-- Material for the task --
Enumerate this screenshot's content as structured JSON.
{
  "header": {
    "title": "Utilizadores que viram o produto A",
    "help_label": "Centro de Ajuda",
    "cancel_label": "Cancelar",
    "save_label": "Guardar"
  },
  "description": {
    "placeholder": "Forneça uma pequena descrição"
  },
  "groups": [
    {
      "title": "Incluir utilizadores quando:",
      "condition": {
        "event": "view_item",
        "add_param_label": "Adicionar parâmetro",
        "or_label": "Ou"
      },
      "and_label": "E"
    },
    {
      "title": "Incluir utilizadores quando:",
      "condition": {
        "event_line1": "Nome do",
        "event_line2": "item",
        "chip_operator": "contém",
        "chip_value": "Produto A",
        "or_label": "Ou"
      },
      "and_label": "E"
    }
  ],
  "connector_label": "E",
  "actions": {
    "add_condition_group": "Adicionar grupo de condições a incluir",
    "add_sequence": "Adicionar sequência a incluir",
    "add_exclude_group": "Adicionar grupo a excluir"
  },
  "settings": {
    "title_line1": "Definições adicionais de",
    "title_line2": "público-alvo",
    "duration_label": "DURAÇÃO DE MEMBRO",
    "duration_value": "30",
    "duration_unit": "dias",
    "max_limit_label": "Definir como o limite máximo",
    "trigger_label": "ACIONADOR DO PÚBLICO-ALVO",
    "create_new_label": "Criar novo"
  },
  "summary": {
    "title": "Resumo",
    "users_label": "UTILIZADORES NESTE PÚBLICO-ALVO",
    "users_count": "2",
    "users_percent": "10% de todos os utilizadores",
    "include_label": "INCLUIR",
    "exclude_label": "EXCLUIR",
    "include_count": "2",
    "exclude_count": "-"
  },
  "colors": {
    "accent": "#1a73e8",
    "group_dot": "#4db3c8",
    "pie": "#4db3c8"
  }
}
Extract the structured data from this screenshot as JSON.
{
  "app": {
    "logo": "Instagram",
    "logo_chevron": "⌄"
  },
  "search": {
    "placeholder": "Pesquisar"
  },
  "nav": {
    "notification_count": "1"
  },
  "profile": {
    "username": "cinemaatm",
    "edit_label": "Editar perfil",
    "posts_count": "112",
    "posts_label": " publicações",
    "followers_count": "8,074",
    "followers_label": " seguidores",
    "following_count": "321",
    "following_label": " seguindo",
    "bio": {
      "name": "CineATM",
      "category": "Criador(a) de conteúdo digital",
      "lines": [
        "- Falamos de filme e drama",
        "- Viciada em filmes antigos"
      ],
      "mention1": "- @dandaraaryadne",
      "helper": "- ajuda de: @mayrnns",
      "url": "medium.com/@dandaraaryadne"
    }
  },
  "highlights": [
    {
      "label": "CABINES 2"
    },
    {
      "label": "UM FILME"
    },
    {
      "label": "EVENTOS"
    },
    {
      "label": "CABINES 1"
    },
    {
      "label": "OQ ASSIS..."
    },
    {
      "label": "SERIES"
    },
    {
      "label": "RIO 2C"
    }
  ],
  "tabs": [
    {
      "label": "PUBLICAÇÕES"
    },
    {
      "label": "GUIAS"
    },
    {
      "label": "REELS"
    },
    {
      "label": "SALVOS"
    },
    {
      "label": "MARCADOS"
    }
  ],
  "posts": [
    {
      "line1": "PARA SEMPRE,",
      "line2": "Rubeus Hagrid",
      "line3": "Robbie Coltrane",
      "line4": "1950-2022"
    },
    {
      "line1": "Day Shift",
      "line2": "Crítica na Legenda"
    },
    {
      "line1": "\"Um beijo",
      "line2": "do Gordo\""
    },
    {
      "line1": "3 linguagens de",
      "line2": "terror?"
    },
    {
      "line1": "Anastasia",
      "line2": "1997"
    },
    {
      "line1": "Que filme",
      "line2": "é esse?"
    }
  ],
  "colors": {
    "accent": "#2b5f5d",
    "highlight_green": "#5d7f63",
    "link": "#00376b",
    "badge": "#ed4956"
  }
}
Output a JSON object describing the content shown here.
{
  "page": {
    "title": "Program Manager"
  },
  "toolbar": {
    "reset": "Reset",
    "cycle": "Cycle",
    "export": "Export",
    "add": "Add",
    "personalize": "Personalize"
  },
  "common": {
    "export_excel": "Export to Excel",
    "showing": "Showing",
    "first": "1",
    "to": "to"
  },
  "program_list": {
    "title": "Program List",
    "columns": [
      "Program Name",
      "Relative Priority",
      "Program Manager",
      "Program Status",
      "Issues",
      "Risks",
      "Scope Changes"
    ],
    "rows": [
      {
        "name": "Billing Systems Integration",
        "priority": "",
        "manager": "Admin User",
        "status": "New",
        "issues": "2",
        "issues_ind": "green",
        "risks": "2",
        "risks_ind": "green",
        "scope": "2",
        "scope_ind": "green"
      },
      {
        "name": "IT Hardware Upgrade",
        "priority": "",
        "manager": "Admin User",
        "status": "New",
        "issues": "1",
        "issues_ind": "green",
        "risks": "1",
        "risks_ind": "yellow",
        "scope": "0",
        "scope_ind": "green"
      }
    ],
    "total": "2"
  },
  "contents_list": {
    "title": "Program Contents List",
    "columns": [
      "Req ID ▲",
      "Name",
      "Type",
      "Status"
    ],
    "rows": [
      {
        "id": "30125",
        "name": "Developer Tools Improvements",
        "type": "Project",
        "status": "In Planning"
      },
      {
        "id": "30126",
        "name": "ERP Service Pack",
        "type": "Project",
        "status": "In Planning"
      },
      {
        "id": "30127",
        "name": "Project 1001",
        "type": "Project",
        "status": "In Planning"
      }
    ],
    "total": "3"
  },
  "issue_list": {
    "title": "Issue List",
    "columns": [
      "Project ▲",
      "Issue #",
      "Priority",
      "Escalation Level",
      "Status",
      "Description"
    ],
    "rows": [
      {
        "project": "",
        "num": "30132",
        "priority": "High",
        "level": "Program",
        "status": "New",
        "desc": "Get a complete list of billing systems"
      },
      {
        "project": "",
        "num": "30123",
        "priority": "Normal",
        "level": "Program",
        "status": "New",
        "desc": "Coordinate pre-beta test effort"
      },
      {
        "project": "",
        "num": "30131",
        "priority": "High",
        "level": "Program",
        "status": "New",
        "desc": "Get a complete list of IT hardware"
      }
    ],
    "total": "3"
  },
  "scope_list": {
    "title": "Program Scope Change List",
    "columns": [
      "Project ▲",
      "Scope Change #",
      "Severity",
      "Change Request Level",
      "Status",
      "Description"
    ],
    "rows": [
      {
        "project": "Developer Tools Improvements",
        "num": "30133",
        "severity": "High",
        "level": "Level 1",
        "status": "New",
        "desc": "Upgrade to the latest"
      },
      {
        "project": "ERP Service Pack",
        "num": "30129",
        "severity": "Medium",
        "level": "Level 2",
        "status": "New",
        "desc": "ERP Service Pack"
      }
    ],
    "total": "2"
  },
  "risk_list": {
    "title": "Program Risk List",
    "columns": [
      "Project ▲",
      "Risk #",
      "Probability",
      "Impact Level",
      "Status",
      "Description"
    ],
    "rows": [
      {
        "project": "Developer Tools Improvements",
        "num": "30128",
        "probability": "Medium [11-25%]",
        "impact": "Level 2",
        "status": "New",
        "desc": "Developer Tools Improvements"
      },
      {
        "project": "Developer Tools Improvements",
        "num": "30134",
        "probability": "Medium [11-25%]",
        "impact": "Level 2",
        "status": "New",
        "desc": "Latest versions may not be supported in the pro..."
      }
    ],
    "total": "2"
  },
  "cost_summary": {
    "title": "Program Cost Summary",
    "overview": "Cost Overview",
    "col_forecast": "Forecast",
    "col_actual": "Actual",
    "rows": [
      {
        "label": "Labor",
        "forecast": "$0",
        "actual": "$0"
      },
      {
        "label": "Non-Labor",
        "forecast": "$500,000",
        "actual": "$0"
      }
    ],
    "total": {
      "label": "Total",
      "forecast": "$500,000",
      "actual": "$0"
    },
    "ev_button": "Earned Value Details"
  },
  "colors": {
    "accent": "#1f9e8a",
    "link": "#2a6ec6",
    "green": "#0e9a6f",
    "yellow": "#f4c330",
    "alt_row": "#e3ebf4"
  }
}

-- Set problem --
Pick out the lines that contain "accent" and copy them.

-- Task output --
    "accent": "#1a73e8",
    "accent": "#2b5f5d",
    "accent": "#1f9e8a",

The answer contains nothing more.